— start Data to process —

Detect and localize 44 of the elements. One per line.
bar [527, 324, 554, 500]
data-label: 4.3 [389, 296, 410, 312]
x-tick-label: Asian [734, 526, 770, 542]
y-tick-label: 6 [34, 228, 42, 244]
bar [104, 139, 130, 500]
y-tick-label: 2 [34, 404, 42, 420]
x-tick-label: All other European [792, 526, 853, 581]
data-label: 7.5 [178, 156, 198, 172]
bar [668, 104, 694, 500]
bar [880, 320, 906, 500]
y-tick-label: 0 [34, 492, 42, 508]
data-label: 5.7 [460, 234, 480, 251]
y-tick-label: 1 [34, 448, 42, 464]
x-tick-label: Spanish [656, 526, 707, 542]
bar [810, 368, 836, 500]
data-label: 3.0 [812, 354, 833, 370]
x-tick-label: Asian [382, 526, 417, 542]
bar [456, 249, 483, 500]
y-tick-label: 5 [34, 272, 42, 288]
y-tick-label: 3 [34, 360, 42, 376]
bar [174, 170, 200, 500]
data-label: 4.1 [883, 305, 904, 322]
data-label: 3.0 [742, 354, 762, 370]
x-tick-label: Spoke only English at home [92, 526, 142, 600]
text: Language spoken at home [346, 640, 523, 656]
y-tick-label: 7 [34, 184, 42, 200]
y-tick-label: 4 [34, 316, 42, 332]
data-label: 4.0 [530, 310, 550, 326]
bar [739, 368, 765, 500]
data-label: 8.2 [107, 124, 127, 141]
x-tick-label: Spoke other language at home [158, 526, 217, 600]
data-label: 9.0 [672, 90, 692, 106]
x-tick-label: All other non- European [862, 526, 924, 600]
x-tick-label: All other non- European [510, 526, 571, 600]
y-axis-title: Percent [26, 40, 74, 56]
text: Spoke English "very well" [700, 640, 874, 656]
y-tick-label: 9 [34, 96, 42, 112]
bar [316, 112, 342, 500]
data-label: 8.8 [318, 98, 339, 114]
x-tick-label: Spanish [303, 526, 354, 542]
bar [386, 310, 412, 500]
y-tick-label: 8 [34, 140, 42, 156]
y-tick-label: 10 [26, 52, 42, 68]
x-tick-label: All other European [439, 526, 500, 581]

— end Data to process —

*Work instructions*: Copy the entire listing above line for line, with no changes.

*Result*:
Detect and localize 44 of the elements. One per line.
bar [527, 324, 554, 500]
data-label: 4.3 [389, 296, 410, 312]
x-tick-label: Asian [734, 526, 770, 542]
y-tick-label: 6 [34, 228, 42, 244]
bar [104, 139, 130, 500]
y-tick-label: 2 [34, 404, 42, 420]
x-tick-label: All other European [792, 526, 853, 581]
data-label: 7.5 [178, 156, 198, 172]
bar [668, 104, 694, 500]
bar [880, 320, 906, 500]
y-tick-label: 0 [34, 492, 42, 508]
data-label: 5.7 [460, 234, 480, 251]
y-tick-label: 1 [34, 448, 42, 464]
x-tick-label: Spanish [656, 526, 707, 542]
bar [810, 368, 836, 500]
data-label: 3.0 [812, 354, 833, 370]
x-tick-label: Asian [382, 526, 417, 542]
bar [456, 249, 483, 500]
y-tick-label: 5 [34, 272, 42, 288]
y-tick-label: 3 [34, 360, 42, 376]
bar [174, 170, 200, 500]
data-label: 4.1 [883, 305, 904, 322]
data-label: 3.0 [742, 354, 762, 370]
x-tick-label: Spoke only English at home [92, 526, 142, 600]
text: Language spoken at home [346, 640, 523, 656]
y-tick-label: 7 [34, 184, 42, 200]
y-tick-label: 4 [34, 316, 42, 332]
data-label: 4.0 [530, 310, 550, 326]
bar [739, 368, 765, 500]
data-label: 8.2 [107, 124, 127, 141]
x-tick-label: Spoke other language at home [158, 526, 217, 600]
data-label: 9.0 [672, 90, 692, 106]
x-tick-label: All other non- European [862, 526, 924, 600]
x-tick-label: All other non- European [510, 526, 571, 600]
y-axis-title: Percent [26, 40, 74, 56]
text: Spoke English "very well" [700, 640, 874, 656]
y-tick-label: 9 [34, 96, 42, 112]
bar [316, 112, 342, 500]
data-label: 8.8 [318, 98, 339, 114]
x-tick-label: Spanish [303, 526, 354, 542]
bar [386, 310, 412, 500]
y-tick-label: 8 [34, 140, 42, 156]
y-tick-label: 10 [26, 52, 42, 68]
x-tick-label: All other European [439, 526, 500, 581]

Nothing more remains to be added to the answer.